──────── Entries
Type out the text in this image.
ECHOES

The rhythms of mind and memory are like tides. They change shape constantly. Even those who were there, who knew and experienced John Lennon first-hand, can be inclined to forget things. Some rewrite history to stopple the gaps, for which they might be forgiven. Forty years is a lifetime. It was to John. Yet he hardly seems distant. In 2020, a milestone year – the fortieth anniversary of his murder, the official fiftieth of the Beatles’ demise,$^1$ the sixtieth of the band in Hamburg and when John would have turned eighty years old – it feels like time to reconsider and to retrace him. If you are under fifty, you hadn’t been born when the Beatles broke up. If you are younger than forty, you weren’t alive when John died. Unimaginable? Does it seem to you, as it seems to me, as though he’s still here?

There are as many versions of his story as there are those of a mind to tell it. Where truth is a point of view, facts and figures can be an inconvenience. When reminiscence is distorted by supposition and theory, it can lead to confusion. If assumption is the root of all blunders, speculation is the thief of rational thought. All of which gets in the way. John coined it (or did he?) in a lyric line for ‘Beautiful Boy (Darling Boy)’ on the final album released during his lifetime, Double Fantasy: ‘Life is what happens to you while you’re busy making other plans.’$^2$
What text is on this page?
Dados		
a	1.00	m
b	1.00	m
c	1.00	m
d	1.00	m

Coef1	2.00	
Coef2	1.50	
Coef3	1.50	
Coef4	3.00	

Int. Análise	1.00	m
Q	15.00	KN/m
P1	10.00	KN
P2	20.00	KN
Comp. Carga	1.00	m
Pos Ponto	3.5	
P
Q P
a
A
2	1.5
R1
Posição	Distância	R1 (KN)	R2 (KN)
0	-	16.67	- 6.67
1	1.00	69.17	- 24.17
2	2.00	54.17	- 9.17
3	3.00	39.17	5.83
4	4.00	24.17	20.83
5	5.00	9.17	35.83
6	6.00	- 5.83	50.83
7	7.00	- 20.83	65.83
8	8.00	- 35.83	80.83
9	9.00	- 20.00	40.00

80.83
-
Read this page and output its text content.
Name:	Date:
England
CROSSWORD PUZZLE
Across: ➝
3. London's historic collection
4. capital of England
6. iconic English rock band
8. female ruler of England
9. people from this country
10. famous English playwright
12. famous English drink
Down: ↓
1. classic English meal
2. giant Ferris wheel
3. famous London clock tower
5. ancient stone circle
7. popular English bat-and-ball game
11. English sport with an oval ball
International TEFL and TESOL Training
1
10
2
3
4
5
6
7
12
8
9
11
────────────────
Your goal:
Write the material out again word for word.

Written solution:
Type out the text in this image.
ECHOES

The rhythms of mind and memory are like tides. They change shape constantly. Even those who were there, who knew and experienced John Lennon first-hand, can be inclined to forget things. Some rewrite history to stopple the gaps, for which they might be forgiven. Forty years is a lifetime. It was to John. Yet he hardly seems distant. In 2020, a milestone year – the fortieth anniversary of his murder, the official fiftieth of the Beatles’ demise,$^1$ the sixtieth of the band in Hamburg and when John would have turned eighty years old – it feels like time to reconsider and to retrace him. If you are under fifty, you hadn’t been born when the Beatles broke up. If you are younger than forty, you weren’t alive when John died. Unimaginable? Does it seem to you, as it seems to me, as though he’s still here?

There are as many versions of his story as there are those of a mind to tell it. Where truth is a point of view, facts and figures can be an inconvenience. When reminiscence is distorted by supposition and theory, it can lead to confusion. If assumption is the root of all blunders, speculation is the thief of rational thought. All of which gets in the way. John coined it (or did he?) in a lyric line for ‘Beautiful Boy (Darling Boy)’ on the final album released during his lifetime, Double Fantasy: ‘Life is what happens to you while you’re busy making other plans.’$^2$
What text is on this page?
Dados		
a	1.00	m
b	1.00	m
c	1.00	m
d	1.00	m

Coef1	2.00	
Coef2	1.50	
Coef3	1.50	
Coef4	3.00	

Int. Análise	1.00	m
Q	15.00	KN/m
P1	10.00	KN
P2	20.00	KN
Comp. Carga	1.00	m
Pos Ponto	3.5	
P
Q P
a
A
2	1.5
R1
Posição	Distância	R1 (KN)	R2 (KN)
0	-	16.67	- 6.67
1	1.00	69.17	- 24.17
2	2.00	54.17	- 9.17
3	3.00	39.17	5.83
4	4.00	24.17	20.83
5	5.00	9.17	35.83
6	6.00	- 5.83	50.83
7	7.00	- 20.83	65.83
8	8.00	- 35.83	80.83
9	9.00	- 20.00	40.00

80.83
-
Read this page and output its text content.
Name:	Date:
England
CROSSWORD PUZZLE
Across: ➝
3. London's historic collection
4. capital of England
6. iconic English rock band
8. female ruler of England
9. people from this country
10. famous English playwright
12. famous English drink
Down: ↓
1. classic English meal
2. giant Ferris wheel
3. famous London clock tower
5. ancient stone circle
7. popular English bat-and-ball game
11. English sport with an oval ball
International TEFL and TESOL Training
1
10
2
3
4
5
6
7
12
8
9
11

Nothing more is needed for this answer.